Look through the lines and report how many include the word "retweets", giving nothing but the number.

▸ SOURCE DATA:
========================
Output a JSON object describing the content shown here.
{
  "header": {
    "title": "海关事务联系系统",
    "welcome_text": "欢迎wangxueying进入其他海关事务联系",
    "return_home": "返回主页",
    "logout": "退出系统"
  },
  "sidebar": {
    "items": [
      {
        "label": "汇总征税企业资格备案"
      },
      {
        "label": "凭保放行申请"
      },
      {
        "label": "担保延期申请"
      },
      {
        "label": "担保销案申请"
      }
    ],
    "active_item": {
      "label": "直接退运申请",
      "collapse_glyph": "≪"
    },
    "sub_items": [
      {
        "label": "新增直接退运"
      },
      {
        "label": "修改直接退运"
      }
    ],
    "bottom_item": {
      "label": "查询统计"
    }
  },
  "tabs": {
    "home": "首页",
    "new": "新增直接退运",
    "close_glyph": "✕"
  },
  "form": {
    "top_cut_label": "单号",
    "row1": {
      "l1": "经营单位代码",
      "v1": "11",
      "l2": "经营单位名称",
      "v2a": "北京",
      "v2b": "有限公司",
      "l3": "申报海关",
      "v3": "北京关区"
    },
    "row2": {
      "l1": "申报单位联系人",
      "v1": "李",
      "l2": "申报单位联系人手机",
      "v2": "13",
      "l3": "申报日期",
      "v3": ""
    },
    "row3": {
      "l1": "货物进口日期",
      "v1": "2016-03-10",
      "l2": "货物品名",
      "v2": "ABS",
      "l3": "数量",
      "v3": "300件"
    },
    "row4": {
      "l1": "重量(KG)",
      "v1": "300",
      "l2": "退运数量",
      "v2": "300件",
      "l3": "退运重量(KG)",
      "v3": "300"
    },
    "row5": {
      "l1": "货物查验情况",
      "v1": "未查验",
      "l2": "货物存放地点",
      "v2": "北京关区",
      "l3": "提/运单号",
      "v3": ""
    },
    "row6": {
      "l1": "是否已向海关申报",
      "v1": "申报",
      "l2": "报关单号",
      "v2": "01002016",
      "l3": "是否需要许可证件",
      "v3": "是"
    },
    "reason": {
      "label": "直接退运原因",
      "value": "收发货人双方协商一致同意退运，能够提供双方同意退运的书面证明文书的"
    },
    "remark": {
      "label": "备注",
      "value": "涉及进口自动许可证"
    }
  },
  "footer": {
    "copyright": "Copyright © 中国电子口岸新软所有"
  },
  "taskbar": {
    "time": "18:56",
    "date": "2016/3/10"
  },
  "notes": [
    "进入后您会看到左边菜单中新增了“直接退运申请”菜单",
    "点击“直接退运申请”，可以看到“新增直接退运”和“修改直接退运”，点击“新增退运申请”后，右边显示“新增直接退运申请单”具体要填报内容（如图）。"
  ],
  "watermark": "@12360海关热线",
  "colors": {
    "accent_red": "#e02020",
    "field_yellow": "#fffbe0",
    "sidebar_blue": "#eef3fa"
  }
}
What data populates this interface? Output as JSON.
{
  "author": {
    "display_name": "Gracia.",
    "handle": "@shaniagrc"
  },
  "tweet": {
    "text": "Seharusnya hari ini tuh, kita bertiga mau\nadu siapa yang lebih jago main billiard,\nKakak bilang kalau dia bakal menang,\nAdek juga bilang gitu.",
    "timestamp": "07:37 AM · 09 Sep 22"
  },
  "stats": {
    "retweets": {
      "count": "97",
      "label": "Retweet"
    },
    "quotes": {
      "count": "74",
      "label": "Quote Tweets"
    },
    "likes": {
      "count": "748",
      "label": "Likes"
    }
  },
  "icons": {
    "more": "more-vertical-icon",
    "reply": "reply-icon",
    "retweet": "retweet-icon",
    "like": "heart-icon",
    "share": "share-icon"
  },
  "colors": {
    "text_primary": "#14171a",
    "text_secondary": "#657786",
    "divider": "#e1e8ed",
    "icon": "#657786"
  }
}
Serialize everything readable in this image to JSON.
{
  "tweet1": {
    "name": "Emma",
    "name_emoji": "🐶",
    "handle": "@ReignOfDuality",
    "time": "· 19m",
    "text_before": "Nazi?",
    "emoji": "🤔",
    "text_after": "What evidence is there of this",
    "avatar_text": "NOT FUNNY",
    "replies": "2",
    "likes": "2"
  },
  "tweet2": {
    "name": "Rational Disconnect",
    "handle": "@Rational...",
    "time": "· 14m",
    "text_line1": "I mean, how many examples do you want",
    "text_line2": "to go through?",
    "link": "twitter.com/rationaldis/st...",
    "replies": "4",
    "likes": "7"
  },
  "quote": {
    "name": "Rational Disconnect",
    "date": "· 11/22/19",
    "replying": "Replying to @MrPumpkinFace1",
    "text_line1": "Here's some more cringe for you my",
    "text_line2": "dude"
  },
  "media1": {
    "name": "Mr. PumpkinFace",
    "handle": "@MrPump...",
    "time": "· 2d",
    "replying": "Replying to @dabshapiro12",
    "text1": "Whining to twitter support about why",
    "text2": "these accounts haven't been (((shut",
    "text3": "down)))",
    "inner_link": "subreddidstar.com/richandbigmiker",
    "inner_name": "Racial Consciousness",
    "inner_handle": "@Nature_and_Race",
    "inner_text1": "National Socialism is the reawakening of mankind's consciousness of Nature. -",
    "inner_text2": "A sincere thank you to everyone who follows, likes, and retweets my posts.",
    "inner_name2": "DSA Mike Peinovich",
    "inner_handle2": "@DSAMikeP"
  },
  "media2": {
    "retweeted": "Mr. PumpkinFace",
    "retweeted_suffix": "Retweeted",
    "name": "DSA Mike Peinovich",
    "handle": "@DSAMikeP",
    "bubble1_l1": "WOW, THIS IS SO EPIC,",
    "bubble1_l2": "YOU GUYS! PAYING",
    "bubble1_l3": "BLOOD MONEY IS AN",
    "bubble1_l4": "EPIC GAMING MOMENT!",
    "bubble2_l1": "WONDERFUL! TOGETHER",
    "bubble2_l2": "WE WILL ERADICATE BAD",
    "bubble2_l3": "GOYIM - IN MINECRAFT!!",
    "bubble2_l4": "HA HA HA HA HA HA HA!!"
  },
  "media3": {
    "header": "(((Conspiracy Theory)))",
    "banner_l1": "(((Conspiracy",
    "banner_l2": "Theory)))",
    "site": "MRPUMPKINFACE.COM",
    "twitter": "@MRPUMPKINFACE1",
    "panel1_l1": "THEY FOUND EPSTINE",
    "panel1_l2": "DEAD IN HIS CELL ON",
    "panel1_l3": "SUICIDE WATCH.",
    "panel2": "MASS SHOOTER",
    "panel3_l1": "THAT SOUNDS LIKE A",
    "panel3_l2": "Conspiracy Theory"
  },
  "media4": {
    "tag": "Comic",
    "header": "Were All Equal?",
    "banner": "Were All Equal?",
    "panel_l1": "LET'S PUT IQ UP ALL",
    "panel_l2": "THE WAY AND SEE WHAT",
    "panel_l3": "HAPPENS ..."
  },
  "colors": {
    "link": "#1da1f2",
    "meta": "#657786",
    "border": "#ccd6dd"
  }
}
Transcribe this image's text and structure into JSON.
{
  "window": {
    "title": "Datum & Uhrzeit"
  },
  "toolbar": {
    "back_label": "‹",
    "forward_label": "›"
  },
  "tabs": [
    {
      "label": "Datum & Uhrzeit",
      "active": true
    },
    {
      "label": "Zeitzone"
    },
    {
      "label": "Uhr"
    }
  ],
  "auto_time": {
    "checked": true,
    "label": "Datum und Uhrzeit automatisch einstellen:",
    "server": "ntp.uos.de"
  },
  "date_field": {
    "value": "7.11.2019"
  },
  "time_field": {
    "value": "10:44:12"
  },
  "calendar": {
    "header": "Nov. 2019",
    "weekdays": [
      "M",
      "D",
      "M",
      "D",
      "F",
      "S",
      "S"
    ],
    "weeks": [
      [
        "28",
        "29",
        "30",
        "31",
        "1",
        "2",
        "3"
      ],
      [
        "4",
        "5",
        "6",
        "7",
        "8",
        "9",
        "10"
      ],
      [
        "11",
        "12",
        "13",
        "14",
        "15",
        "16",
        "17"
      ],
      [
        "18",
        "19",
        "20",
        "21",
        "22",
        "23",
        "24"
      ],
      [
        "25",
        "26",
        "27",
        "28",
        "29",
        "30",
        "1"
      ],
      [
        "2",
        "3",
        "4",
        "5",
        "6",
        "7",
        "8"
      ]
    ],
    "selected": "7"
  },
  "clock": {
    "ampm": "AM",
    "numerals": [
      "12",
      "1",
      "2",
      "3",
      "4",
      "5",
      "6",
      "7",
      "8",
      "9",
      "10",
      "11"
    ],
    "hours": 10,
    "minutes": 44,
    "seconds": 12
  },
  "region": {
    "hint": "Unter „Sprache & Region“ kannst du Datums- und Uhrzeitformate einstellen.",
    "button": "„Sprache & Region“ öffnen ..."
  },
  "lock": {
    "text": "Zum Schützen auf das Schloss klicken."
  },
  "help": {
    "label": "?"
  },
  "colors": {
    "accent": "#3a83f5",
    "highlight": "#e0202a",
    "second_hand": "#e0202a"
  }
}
========================
▸ TASK ANSWER: 2